Each record is to be transcribed exactly.
--- start DATASET ---
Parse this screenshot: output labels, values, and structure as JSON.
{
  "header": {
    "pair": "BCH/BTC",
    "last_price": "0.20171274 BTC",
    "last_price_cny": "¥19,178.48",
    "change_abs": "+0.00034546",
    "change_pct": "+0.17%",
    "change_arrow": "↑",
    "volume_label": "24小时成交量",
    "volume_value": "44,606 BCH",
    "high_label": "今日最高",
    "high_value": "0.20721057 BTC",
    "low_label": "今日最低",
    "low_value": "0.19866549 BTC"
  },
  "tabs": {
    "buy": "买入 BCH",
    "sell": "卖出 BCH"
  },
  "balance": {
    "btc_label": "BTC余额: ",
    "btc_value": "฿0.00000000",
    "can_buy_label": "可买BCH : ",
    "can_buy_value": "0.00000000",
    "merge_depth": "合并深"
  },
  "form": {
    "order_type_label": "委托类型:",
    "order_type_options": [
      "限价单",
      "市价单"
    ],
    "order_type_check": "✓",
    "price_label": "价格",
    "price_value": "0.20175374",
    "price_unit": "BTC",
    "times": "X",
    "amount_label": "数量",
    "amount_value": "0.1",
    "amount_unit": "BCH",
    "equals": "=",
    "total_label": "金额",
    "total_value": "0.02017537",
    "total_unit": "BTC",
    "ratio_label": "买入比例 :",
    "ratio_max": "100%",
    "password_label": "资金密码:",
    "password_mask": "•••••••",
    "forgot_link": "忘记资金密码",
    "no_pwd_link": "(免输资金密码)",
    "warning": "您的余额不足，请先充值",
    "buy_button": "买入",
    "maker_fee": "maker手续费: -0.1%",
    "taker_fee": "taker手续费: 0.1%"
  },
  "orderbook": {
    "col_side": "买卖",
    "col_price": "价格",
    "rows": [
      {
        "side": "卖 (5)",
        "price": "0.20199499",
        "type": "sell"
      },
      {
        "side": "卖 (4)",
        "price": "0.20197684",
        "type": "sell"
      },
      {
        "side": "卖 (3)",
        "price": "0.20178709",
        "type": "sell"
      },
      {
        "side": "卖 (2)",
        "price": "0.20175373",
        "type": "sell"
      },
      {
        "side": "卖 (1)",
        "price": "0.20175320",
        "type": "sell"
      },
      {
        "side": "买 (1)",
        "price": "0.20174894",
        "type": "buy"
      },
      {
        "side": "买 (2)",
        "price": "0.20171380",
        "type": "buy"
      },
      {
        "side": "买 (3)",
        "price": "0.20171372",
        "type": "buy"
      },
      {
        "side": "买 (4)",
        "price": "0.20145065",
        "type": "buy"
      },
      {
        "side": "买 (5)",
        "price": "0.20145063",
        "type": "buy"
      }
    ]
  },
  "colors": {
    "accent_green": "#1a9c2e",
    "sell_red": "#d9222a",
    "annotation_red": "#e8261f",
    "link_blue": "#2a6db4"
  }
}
--- end DATASET ---
PROBLEM SOLUTION —
Parse this screenshot: output labels, values, and structure as JSON.
{
  "header": {
    "pair": "BCH/BTC",
    "last_price": "0.20171274 BTC",
    "last_price_cny": "¥19,178.48",
    "change_abs": "+0.00034546",
    "change_pct": "+0.17%",
    "change_arrow": "↑",
    "volume_label": "24小时成交量",
    "volume_value": "44,606 BCH",
    "high_label": "今日最高",
    "high_value": "0.20721057 BTC",
    "low_label": "今日最低",
    "low_value": "0.19866549 BTC"
  },
  "tabs": {
    "buy": "买入 BCH",
    "sell": "卖出 BCH"
  },
  "balance": {
    "btc_label": "BTC余额: ",
    "btc_value": "฿0.00000000",
    "can_buy_label": "可买BCH : ",
    "can_buy_value": "0.00000000",
    "merge_depth": "合并深"
  },
  "form": {
    "order_type_label": "委托类型:",
    "order_type_options": [
      "限价单",
      "市价单"
    ],
    "order_type_check": "✓",
    "price_label": "价格",
    "price_value": "0.20175374",
    "price_unit": "BTC",
    "times": "X",
    "amount_label": "数量",
    "amount_value": "0.1",
    "amount_unit": "BCH",
    "equals": "=",
    "total_label": "金额",
    "total_value": "0.02017537",
    "total_unit": "BTC",
    "ratio_label": "买入比例 :",
    "ratio_max": "100%",
    "password_label": "资金密码:",
    "password_mask": "•••••••",
    "forgot_link": "忘记资金密码",
    "no_pwd_link": "(免输资金密码)",
    "warning": "您的余额不足，请先充值",
    "buy_button": "买入",
    "maker_fee": "maker手续费: -0.1%",
    "taker_fee": "taker手续费: 0.1%"
  },
  "orderbook": {
    "col_side": "买卖",
    "col_price": "价格",
    "rows": [
      {
        "side": "卖 (5)",
        "price": "0.20199499",
        "type": "sell"
      },
      {
        "side": "卖 (4)",
        "price": "0.20197684",
        "type": "sell"
      },
      {
        "side": "卖 (3)",
        "price": "0.20178709",
        "type": "sell"
      },
      {
        "side": "卖 (2)",
        "price": "0.20175373",
        "type": "sell"
      },
      {
        "side": "卖 (1)",
        "price": "0.20175320",
        "type": "sell"
      },
      {
        "side": "买 (1)",
        "price": "0.20174894",
        "type": "buy"
      },
      {
        "side": "买 (2)",
        "price": "0.20171380",
        "type": "buy"
      },
      {
        "side": "买 (3)",
        "price": "0.20171372",
        "type": "buy"
      },
      {
        "side": "买 (4)",
        "price": "0.20145065",
        "type": "buy"
      },
      {
        "side": "买 (5)",
        "price": "0.20145063",
        "type": "buy"
      }
    ]
  },
  "colors": {
    "accent_green": "#1a9c2e",
    "sell_red": "#d9222a",
    "annotation_red": "#e8261f",
    "link_blue": "#2a6db4"
  }
}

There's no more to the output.